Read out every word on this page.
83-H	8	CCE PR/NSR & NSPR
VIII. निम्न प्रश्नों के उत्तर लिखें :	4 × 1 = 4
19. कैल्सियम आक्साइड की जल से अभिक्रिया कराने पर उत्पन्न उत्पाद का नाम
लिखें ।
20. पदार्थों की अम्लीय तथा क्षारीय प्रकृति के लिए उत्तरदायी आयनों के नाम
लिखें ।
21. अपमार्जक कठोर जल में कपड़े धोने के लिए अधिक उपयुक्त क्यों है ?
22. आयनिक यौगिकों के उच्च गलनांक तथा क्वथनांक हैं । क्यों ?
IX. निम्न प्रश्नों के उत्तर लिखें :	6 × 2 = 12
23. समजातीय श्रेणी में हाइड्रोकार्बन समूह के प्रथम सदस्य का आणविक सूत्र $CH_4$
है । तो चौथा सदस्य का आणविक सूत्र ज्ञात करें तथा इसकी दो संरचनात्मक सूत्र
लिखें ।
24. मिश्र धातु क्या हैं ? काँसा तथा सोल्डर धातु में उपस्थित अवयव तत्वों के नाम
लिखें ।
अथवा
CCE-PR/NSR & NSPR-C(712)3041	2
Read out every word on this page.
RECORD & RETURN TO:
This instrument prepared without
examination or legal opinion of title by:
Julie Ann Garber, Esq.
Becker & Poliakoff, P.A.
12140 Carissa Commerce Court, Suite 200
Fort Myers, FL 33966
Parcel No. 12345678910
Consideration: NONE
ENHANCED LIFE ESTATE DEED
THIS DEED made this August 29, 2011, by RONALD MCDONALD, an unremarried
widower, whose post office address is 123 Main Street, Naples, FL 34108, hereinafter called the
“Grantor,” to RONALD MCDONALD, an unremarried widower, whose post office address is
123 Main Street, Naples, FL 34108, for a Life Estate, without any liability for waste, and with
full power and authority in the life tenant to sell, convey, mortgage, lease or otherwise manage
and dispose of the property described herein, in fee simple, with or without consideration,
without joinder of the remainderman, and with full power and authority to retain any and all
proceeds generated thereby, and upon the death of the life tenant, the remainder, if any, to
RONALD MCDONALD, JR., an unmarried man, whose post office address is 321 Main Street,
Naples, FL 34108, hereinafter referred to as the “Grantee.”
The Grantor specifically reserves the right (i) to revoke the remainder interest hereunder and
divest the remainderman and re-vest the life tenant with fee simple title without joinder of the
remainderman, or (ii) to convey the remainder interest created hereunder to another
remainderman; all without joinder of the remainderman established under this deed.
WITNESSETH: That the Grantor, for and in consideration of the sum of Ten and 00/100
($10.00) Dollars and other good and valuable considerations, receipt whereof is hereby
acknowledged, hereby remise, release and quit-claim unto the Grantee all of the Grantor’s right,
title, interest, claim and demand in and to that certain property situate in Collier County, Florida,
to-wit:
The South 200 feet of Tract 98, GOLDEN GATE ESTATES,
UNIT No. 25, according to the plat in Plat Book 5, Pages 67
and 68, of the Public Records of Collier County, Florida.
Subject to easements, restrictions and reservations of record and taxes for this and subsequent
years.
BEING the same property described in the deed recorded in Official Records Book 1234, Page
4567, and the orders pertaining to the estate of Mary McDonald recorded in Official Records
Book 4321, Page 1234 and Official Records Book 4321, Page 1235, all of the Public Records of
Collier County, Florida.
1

━━━━

Would you copy out each line exactly as written?

Read out every word on this page.
83-H	8	CCE PR/NSR & NSPR
VIII. निम्न प्रश्नों के उत्तर लिखें :	4 × 1 = 4
19. कैल्सियम आक्साइड की जल से अभिक्रिया कराने पर उत्पन्न उत्पाद का नाम
लिखें ।
20. पदार्थों की अम्लीय तथा क्षारीय प्रकृति के लिए उत्तरदायी आयनों के नाम
लिखें ।
21. अपमार्जक कठोर जल में कपड़े धोने के लिए अधिक उपयुक्त क्यों है ?
22. आयनिक यौगिकों के उच्च गलनांक तथा क्वथनांक हैं । क्यों ?
IX. निम्न प्रश्नों के उत्तर लिखें :	6 × 2 = 12
23. समजातीय श्रेणी में हाइड्रोकार्बन समूह के प्रथम सदस्य का आणविक सूत्र $CH_4$
है । तो चौथा सदस्य का आणविक सूत्र ज्ञात करें तथा इसकी दो संरचनात्मक सूत्र
लिखें ।
24. मिश्र धातु क्या हैं ? काँसा तथा सोल्डर धातु में उपस्थित अवयव तत्वों के नाम
लिखें ।
अथवा
CCE-PR/NSR & NSPR-C(712)3041	2
Read out every word on this page.
RECORD & RETURN TO:
This instrument prepared without
examination or legal opinion of title by:
Julie Ann Garber, Esq.
Becker & Poliakoff, P.A.
12140 Carissa Commerce Court, Suite 200
Fort Myers, FL 33966
Parcel No. 12345678910
Consideration: NONE
ENHANCED LIFE ESTATE DEED
THIS DEED made this August 29, 2011, by RONALD MCDONALD, an unremarried
widower, whose post office address is 123 Main Street, Naples, FL 34108, hereinafter called the
“Grantor,” to RONALD MCDONALD, an unremarried widower, whose post office address is
123 Main Street, Naples, FL 34108, for a Life Estate, without any liability for waste, and with
full power and authority in the life tenant to sell, convey, mortgage, lease or otherwise manage
and dispose of the property described herein, in fee simple, with or without consideration,
without joinder of the remainderman, and with full power and authority to retain any and all
proceeds generated thereby, and upon the death of the life tenant, the remainder, if any, to
RONALD MCDONALD, JR., an unmarried man, whose post office address is 321 Main Street,
Naples, FL 34108, hereinafter referred to as the “Grantee.”
The Grantor specifically reserves the right (i) to revoke the remainder interest hereunder and
divest the remainderman and re-vest the life tenant with fee simple title without joinder of the
remainderman, or (ii) to convey the remainder interest created hereunder to another
remainderman; all without joinder of the remainderman established under this deed.
WITNESSETH: That the Grantor, for and in consideration of the sum of Ten and 00/100
($10.00) Dollars and other good and valuable considerations, receipt whereof is hereby
acknowledged, hereby remise, release and quit-claim unto the Grantee all of the Grantor’s right,
title, interest, claim and demand in and to that certain property situate in Collier County, Florida,
to-wit:
The South 200 feet of Tract 98, GOLDEN GATE ESTATES,
UNIT No. 25, according to the plat in Plat Book 5, Pages 67
and 68, of the Public Records of Collier County, Florida.
Subject to easements, restrictions and reservations of record and taxes for this and subsequent
years.
BEING the same property described in the deed recorded in Official Records Book 1234, Page
4567, and the orders pertaining to the estate of Mary McDonald recorded in Official Records
Book 4321, Page 1234 and Official Records Book 4321, Page 1235, all of the Public Records of
Collier County, Florida.
1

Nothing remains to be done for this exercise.